Figure record extracts:

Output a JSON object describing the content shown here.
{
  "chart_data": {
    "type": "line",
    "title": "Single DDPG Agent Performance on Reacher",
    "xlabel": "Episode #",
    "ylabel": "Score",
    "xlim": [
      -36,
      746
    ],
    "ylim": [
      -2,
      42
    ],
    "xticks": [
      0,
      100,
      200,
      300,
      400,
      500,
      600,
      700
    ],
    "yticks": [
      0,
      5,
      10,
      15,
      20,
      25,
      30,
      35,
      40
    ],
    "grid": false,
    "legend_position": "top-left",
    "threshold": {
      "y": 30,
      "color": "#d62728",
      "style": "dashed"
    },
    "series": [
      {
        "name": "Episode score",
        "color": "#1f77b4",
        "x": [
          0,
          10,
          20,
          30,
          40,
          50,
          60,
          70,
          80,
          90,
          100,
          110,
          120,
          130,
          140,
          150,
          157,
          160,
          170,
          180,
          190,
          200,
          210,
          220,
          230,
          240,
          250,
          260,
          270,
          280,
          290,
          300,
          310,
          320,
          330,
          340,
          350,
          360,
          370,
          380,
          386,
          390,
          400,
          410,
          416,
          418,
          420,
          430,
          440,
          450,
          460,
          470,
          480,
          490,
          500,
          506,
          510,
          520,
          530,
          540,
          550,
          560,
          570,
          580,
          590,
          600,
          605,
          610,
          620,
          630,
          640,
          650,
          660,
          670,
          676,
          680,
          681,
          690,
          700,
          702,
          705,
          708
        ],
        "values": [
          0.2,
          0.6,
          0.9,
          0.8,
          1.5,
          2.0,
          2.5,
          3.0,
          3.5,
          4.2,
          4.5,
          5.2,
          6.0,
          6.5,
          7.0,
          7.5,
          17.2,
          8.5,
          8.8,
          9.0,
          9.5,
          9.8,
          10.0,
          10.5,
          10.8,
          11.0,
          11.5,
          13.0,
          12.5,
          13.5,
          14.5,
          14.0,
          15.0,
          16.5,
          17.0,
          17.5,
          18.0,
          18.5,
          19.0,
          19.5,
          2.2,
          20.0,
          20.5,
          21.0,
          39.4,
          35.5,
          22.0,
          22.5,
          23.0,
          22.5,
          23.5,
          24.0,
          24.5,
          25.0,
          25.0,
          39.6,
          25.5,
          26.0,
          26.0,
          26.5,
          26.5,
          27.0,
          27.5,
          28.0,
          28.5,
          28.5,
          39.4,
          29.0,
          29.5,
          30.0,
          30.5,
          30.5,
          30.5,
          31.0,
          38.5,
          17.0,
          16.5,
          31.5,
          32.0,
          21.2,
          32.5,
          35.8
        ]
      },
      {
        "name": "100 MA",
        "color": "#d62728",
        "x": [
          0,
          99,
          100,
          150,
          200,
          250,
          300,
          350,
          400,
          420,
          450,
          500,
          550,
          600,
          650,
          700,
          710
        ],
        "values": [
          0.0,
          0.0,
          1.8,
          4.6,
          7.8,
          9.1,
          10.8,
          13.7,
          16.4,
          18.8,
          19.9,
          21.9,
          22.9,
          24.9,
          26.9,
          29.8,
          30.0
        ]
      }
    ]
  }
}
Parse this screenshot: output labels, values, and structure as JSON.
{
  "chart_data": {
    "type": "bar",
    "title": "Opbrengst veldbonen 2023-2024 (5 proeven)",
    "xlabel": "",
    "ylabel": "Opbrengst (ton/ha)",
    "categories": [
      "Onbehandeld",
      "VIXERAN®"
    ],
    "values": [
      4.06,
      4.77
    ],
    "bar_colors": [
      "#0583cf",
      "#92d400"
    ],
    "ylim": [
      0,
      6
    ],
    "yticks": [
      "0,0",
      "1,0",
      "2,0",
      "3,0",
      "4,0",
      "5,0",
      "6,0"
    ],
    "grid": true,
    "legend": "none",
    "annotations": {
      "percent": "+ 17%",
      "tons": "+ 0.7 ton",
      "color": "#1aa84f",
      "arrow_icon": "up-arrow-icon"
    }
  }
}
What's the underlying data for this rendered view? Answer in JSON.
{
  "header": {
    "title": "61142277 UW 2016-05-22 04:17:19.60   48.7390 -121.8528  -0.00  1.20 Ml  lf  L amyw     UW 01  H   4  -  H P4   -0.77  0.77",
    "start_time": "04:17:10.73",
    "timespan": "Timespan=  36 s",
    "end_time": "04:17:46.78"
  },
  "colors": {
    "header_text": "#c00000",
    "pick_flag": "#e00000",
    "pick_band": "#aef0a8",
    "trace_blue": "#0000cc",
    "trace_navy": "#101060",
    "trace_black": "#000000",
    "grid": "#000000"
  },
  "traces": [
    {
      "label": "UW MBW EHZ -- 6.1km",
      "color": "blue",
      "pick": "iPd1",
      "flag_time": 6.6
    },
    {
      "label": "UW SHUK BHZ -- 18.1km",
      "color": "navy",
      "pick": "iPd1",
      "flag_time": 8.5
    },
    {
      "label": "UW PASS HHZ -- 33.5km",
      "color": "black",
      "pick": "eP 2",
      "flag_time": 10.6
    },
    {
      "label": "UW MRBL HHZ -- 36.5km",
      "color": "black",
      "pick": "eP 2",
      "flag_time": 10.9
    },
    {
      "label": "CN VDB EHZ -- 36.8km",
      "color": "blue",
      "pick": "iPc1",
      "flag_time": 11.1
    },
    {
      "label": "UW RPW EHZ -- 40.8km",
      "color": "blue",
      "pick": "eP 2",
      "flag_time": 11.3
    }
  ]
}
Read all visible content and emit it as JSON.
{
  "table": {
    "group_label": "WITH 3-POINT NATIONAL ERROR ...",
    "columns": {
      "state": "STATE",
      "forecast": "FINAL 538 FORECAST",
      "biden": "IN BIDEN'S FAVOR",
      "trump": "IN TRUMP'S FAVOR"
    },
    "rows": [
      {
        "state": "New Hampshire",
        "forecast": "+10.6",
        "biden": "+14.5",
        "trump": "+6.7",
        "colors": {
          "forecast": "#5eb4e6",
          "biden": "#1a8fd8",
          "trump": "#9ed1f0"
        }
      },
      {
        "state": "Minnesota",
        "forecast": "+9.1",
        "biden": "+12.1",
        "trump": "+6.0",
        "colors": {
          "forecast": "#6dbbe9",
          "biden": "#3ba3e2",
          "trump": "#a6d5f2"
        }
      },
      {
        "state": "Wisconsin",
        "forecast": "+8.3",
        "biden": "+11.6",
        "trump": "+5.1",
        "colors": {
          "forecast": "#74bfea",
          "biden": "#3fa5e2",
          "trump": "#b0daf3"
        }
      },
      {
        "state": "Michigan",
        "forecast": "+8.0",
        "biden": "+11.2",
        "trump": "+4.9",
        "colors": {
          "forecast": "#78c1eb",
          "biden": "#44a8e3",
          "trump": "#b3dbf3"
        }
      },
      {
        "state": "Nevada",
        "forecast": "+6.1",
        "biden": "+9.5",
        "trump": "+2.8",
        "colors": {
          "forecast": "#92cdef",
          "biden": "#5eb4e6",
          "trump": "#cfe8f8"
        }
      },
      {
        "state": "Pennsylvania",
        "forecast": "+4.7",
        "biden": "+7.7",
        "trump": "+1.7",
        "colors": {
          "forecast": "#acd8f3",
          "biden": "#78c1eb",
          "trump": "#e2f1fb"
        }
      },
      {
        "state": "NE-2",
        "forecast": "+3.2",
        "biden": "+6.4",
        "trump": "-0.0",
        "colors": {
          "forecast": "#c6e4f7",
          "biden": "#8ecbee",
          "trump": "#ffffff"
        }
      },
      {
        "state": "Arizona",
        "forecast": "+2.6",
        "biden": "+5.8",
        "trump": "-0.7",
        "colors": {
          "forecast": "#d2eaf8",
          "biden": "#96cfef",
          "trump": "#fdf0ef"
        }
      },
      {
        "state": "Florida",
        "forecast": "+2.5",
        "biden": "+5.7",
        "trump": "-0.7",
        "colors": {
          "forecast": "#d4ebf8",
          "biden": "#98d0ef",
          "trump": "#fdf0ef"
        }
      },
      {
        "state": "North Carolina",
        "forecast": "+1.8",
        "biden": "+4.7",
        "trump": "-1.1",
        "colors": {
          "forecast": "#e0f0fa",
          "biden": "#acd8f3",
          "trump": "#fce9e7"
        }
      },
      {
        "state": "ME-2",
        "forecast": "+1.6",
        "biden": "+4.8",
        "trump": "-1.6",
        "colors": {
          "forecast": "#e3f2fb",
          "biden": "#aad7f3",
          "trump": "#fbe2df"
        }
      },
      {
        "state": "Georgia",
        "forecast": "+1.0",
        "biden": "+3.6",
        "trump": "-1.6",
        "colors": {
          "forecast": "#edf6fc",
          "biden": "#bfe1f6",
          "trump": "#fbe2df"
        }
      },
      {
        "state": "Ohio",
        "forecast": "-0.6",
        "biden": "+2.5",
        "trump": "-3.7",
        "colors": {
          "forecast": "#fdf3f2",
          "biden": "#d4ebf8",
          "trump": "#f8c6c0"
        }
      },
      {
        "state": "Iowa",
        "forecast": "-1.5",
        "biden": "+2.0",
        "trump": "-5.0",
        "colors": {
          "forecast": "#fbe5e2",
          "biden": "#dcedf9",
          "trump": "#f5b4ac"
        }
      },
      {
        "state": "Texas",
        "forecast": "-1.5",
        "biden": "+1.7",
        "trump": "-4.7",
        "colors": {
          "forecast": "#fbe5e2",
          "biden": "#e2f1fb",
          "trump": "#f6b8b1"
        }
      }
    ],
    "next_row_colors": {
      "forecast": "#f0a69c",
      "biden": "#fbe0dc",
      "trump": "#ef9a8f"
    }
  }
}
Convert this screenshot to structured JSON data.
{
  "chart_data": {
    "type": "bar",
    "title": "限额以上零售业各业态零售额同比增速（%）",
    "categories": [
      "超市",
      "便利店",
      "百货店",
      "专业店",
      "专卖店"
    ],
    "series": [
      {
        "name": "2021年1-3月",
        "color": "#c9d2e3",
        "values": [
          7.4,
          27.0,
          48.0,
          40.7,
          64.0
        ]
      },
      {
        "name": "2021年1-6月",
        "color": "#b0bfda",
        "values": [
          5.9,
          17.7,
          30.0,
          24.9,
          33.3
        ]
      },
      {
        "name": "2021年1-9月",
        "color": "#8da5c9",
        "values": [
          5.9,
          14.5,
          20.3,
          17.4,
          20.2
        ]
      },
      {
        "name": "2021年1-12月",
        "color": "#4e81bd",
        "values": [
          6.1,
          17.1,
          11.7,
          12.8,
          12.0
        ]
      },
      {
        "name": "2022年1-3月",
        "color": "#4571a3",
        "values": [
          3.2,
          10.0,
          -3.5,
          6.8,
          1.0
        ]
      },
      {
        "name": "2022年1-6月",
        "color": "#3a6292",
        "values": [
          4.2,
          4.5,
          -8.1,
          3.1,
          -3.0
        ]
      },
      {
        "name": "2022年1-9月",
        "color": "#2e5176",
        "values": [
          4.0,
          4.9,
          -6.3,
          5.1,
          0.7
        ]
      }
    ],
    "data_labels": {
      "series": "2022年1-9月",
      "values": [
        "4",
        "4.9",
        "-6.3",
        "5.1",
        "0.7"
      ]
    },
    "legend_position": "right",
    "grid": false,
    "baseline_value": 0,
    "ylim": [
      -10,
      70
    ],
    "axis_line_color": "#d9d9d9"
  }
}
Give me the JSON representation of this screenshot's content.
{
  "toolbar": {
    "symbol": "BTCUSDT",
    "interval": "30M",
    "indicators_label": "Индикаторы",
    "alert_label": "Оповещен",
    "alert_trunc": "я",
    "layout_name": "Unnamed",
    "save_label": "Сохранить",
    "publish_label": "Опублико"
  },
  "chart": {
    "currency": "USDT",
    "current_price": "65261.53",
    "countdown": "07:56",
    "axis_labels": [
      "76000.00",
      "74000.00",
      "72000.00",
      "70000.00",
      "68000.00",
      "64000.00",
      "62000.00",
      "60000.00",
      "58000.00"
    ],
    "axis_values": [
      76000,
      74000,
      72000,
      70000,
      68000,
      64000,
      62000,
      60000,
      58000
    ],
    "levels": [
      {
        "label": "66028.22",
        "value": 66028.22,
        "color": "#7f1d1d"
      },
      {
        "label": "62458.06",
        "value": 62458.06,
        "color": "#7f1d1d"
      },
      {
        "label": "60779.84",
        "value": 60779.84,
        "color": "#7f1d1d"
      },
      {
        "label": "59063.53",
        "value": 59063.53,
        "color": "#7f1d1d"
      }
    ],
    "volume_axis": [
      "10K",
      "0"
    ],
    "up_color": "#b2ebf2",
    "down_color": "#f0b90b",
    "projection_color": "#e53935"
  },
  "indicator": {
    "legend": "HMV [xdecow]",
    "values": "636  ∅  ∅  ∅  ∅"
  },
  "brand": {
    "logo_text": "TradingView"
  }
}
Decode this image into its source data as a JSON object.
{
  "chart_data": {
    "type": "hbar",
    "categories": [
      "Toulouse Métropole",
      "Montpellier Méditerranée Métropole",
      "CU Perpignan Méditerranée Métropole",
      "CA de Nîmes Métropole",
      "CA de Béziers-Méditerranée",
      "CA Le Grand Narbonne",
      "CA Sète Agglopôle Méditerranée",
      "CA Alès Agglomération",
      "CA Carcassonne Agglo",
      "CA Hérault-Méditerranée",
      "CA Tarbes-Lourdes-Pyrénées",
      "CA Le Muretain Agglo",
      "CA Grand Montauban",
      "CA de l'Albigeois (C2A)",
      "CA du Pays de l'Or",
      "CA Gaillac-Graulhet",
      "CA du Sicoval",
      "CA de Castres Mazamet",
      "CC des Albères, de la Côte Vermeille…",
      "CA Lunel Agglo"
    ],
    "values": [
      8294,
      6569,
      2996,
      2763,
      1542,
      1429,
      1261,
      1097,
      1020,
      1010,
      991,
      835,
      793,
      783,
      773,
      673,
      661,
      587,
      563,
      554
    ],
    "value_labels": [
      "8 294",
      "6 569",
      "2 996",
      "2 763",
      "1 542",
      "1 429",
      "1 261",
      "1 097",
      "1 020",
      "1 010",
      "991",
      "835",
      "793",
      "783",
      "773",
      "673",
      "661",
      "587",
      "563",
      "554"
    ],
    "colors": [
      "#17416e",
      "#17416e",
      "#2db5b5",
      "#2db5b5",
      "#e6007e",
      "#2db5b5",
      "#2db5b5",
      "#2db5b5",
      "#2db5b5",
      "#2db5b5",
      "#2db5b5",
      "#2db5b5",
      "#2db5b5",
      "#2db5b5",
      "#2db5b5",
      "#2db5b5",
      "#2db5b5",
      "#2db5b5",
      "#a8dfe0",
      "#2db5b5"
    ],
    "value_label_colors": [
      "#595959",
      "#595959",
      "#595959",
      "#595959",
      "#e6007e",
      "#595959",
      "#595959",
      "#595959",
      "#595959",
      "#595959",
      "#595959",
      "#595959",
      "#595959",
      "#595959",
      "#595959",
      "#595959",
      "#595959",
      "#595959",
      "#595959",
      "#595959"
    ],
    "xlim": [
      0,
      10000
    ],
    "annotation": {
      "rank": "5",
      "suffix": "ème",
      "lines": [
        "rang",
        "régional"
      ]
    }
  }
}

_Your instructions_
Each line above that includes "title" counts once; state the total and nothing more.

_Output for this task_
4